Provided data ::
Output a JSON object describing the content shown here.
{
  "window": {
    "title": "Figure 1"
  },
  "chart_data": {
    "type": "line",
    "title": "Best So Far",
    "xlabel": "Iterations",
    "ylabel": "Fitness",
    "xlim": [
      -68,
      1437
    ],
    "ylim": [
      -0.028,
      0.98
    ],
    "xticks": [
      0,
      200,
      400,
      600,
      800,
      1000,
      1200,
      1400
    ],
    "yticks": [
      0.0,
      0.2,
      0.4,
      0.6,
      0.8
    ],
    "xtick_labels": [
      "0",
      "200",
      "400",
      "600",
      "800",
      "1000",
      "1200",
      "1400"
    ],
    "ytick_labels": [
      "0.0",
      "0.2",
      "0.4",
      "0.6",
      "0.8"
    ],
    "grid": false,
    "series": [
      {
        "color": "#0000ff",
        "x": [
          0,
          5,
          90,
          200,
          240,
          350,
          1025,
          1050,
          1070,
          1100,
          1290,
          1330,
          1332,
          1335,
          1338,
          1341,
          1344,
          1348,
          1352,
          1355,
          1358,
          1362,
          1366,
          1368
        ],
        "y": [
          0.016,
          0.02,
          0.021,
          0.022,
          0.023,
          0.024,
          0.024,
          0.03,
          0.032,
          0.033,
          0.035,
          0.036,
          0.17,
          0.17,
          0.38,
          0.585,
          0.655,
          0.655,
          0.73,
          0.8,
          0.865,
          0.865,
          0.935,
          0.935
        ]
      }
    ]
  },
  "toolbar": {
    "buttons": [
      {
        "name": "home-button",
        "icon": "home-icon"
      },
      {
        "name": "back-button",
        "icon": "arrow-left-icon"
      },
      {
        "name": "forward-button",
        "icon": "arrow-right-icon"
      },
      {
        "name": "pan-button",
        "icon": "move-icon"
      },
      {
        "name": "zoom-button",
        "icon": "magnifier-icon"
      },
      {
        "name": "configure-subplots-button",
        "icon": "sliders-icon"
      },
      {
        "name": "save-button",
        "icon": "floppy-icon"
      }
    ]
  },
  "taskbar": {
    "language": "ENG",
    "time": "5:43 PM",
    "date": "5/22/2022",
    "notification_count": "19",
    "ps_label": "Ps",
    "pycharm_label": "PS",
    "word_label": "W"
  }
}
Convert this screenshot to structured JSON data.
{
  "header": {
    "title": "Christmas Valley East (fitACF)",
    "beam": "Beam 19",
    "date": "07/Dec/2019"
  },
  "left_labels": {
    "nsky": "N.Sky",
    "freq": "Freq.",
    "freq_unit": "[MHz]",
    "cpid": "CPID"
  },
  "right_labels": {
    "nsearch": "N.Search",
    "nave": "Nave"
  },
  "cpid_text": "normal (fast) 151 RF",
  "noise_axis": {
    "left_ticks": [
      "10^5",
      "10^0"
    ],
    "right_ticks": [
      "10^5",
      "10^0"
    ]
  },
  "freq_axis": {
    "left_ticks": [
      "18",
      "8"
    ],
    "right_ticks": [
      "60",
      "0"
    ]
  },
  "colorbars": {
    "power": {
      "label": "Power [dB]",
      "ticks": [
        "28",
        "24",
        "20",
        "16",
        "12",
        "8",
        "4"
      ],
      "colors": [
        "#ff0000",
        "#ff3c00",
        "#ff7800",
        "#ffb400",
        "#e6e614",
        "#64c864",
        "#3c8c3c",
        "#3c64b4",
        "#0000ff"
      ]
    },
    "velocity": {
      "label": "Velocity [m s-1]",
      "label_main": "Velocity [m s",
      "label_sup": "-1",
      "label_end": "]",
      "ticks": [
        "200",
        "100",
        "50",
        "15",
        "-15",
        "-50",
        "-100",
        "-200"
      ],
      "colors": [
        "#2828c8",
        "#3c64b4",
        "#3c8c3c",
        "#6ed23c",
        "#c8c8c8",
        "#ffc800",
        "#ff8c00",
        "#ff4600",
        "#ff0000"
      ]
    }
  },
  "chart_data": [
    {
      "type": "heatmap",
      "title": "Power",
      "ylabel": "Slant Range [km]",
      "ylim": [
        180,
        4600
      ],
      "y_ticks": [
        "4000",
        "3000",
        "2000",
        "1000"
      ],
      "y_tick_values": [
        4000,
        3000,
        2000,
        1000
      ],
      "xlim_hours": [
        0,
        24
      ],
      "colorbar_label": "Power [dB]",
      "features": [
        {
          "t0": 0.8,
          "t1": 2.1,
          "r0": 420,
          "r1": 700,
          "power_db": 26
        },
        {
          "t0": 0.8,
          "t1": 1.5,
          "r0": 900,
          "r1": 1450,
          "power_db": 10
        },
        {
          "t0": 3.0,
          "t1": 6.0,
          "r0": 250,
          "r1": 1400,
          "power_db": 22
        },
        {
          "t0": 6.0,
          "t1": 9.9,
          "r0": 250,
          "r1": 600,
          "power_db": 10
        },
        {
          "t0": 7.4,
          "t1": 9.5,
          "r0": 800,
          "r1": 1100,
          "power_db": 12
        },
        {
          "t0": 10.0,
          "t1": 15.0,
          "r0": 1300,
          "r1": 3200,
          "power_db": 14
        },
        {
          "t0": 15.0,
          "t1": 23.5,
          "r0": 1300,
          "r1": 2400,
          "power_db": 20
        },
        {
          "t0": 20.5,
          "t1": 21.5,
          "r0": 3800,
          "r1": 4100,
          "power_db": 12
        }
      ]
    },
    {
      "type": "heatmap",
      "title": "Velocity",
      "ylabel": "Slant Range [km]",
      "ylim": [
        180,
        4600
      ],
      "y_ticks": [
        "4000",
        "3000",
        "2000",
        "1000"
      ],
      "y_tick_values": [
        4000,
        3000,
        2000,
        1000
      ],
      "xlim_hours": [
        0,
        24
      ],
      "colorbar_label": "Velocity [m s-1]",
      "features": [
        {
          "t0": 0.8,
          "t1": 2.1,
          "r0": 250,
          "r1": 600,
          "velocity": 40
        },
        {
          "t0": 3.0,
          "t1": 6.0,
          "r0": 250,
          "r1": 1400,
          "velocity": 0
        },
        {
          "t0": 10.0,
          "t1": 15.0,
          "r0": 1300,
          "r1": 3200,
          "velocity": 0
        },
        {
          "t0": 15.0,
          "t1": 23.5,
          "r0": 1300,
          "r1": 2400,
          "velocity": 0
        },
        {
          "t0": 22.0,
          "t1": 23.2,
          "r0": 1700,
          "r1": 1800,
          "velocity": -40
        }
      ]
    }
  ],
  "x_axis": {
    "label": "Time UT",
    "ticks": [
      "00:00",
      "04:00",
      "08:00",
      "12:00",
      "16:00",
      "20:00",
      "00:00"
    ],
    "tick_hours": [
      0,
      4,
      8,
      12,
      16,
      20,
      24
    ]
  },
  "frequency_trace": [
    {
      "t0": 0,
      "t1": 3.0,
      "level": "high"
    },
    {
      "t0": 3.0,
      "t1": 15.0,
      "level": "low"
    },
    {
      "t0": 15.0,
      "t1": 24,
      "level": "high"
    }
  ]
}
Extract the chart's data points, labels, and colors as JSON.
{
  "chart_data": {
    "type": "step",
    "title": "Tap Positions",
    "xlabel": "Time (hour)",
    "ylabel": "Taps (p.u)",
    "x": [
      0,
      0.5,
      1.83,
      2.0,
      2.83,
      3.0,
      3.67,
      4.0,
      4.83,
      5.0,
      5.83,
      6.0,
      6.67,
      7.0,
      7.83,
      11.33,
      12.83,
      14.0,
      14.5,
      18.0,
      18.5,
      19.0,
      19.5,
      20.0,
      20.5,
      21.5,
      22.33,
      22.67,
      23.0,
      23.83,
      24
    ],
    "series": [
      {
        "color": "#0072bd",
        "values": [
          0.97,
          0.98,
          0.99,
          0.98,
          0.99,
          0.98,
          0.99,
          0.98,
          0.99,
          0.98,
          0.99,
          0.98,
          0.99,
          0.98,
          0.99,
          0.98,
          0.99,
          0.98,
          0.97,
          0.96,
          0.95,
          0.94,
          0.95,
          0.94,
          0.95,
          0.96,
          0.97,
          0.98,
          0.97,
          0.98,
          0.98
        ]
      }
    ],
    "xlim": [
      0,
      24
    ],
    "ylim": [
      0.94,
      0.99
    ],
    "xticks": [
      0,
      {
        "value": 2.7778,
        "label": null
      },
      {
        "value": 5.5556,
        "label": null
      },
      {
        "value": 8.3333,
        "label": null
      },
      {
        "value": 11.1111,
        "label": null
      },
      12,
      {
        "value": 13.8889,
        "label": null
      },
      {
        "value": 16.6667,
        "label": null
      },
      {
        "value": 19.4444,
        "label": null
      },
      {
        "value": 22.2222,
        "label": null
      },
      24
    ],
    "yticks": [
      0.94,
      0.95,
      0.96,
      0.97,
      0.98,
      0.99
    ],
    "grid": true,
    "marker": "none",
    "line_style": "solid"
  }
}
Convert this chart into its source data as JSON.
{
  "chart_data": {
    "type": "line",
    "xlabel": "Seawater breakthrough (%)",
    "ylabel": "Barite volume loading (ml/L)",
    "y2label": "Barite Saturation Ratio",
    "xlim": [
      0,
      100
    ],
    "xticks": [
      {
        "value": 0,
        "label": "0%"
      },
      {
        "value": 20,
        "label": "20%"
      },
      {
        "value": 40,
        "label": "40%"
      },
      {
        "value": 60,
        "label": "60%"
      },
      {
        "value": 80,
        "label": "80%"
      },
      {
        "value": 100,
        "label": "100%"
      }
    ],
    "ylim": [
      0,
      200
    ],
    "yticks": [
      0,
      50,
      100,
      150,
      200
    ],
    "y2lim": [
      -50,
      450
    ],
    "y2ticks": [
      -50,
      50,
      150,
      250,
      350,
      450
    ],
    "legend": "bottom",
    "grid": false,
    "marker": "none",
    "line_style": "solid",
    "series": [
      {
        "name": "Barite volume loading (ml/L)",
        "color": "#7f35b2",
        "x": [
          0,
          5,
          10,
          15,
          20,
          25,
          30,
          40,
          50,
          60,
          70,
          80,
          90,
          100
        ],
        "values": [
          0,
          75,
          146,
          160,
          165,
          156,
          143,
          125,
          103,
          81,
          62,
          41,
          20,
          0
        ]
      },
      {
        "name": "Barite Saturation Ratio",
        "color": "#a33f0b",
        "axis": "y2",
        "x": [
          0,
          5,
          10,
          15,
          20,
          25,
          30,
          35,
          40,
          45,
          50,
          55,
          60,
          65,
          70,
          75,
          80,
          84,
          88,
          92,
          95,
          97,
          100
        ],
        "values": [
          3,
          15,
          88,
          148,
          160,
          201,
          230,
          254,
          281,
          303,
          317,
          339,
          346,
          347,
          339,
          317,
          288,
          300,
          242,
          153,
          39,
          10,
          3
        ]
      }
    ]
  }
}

Your goal :: Identify lines with the string "Convert". Copy each one.

Answer below ::
Convert this screenshot to structured JSON data.
Convert this chart into its source data as JSON.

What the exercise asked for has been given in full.